> _Data to use_
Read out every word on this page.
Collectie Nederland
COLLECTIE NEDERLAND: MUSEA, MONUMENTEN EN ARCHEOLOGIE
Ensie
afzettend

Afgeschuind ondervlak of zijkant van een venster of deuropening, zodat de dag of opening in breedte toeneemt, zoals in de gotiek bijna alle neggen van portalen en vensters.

> _Aim of the task_
All of the entries above need to be reproduced exactly.

> _Solution to this exercise_
Read out every word on this page.
Collectie Nederland
COLLECTIE NEDERLAND: MUSEA, MONUMENTEN EN ARCHEOLOGIE
Ensie
afzettend

Afgeschuind ondervlak of zijkant van een venster of deuropening, zodat de dag of opening in breedte toeneemt, zoals in de gotiek bijna alle neggen van portalen en vensters.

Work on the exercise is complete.